### WHAT YOU ARE ASKED TO DO
Copy all lines that contain the word "Σημείωση".

### RECORDS SHOWN
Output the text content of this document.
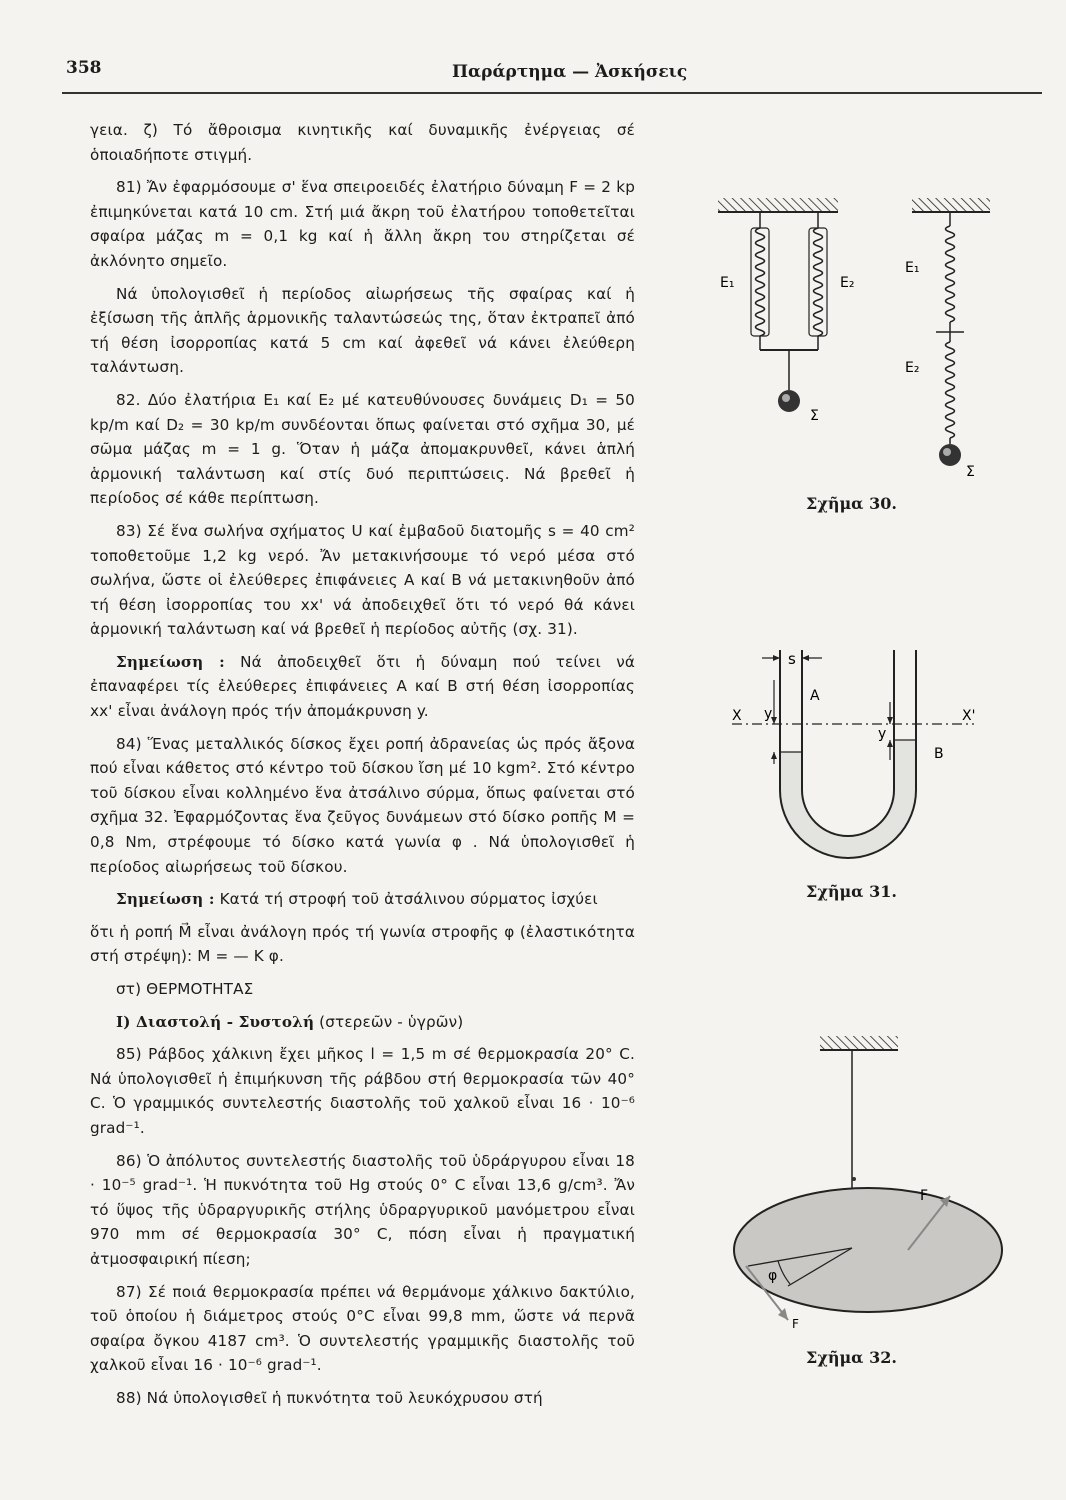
358	Παράρτημα — Ἀσκήσεις

γεια. ζ) Τό ἄθροισμα κινητικῆς καί δυναμικῆς ἐνέργειας σέ ὁποιαδήποτε στιγμή.

81) Ἄν ἐφαρμόσουμε σ' ἕνα σπειροειδές ἐλατήριο δύναμη F = 2 kp ἐπιμηκύνεται κατά 10 cm. Στή μιά ἄκρη τοῦ ἐλατήρου τοποθετεῖται σφαίρα μάζας m = 0,1 kg καί ἡ ἄλλη ἄκρη του στηρίζεται σέ ἀκλόνητο σημεῖο.

Νά ὑπολογισθεῖ ἡ περίοδος αἰωρήσεως τῆς σφαίρας καί ἡ ἐξίσωση τῆς ἁπλῆς ἁρμονικῆς ταλαντώσεώς της, ὅταν ἐκτραπεῖ ἀπό τή θέση ἰσορροπίας κατά 5 cm καί ἀφεθεῖ νά κάνει ἐλεύθερη ταλάντωση.

82. Δύο ἐλατήρια E₁ καί E₂ μέ κατευθύνουσες δυνάμεις D₁ = 50 kp/m καί D₂ = 30 kp/m συνδέονται ὅπως φαίνεται στό σχῆμα 30, μέ σῶμα μάζας m = 1 g. Ὅταν ἡ μάζα ἀπομακρυνθεῖ, κάνει ἁπλή ἁρμονική ταλάντωση καί στίς δυό περιπτώσεις. Νά βρεθεῖ ἡ περίοδος σέ κάθε περίπτωση.

83) Σέ ἕνα σωλήνα σχήματος U καί ἐμβαδοῦ διατομῆς s = 40 cm² τοποθετοῦμε 1,2 kg νερό. Ἄν μετακινήσουμε τό νερό μέσα στό σωλήνα, ὥστε οἱ ἐλεύθερες ἐπιφάνειες A καί B νά μετακινηθοῦν ἀπό τή θέση ἰσορροπίας του xx' νά ἀποδειχθεῖ ὅτι τό νερό θά κάνει ἁρμονική ταλάντωση καί νά βρεθεῖ ἡ περίοδος αὐτῆς (σχ. 31).

Σημείωση : Νά ἀποδειχθεῖ ὅτι ἡ δύναμη πού τείνει νά ἐπαναφέρει τίς ἐλεύθερες ἐπιφάνειες A καί B στή θέση ἰσορροπίας xx' εἶναι ἀνάλογη πρός τήν ἀπομάκρυνση y.

84) Ἕνας μεταλλικός δίσκος ἔχει ροπή ἀδρανείας ὡς πρός ἄξονα πού εἶναι κάθετος στό κέντρο τοῦ δίσκου ἴση μέ 10 kgm². Στό κέντρο τοῦ δίσκου εἶναι κολλημένο ἕνα ἀτσάλινο σύρμα, ὅπως φαίνεται στό σχῆμα 32. Ἐφαρμόζοντας ἕνα ζεῦγος δυνάμεων στό δίσκο ροπῆς M = 0,8 Nm, στρέφουμε τό δίσκο κατά γωνία φ . Νά ὑπολογισθεῖ ἡ περίοδος αἰωρήσεως τοῦ δίσκου.

Σημείωση : Κατά τή στροφή τοῦ ἀτσάλινου σύρματος ἰσχύει

ὅτι ἡ ροπή M⃗ εἶναι ἀνάλογη πρός τή γωνία στροφῆς φ (ἐλαστικότητα στή στρέψη): M = — K φ.

στ) ΘΕΡΜΟΤΗΤΑΣ

I) Διαστολή - Συστολή (στερεῶν - ὑγρῶν)

85) Ράβδος χάλκινη ἔχει μῆκος l = 1,5 m σέ θερμοκρασία 20° C. Νά ὑπολογισθεῖ ἡ ἐπιμήκυνση τῆς ράβδου στή θερμοκρασία τῶν 40° C. Ὁ γραμμικός συντελεστής διαστολῆς τοῦ χαλκοῦ εἶναι 16 · 10⁻⁶ grad⁻¹.

86) Ὁ ἀπόλυτος συντελεστής διαστολῆς τοῦ ὑδράργυρου εἶναι 18 · 10⁻⁵ grad⁻¹. Ἡ πυκνότητα τοῦ Hg στούς 0° C εἶναι 13,6 g/cm³. Ἄν τό ὕψος τῆς ὑδραργυρικῆς στήλης ὑδραργυρικοῦ μανόμετρου εἶναι 970 mm σέ θερμοκρασία 30° C, πόση εἶναι ἡ πραγματική ἀτμοσφαιρική πίεση;

87) Σέ ποιά θερμοκρασία πρέπει νά θερμάνομε χάλκινο δακτύλιο, τοῦ ὁποίου ἡ διάμετρος στούς 0°C εἶναι 99,8 mm, ὥστε νά περνᾶ σφαίρα ὄγκου 4187 cm³. Ὁ συντελεστής γραμμικῆς διαστολῆς τοῦ χαλκοῦ εἶναι 16 · 10⁻⁶ grad⁻¹.

88) Νά ὑπολογισθεῖ ἡ πυκνότητα τοῦ λευκόχρυσου στή

E₁	E₂
Σ
E₁
E₂
Σ
Σχῆμα 30.
X	X'
s
y
A
y
B
Σχῆμα 31.
φ
F
F
Σχῆμα 32.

### SOLUTION FOR THIS TASK
Σημείωση : Νά ἀποδειχθεῖ ὅτι ἡ δύναμη πού τείνει νά ἐπαναφέρει τίς ἐλεύθερες ἐπιφάνειες A καί B στή θέση ἰσορροπίας xx' εἶναι ἀνάλογη πρός τήν ἀπομάκρυνση y.
Σημείωση : Κατά τή στροφή τοῦ ἀτσάλινου σύρματος ἰσχύει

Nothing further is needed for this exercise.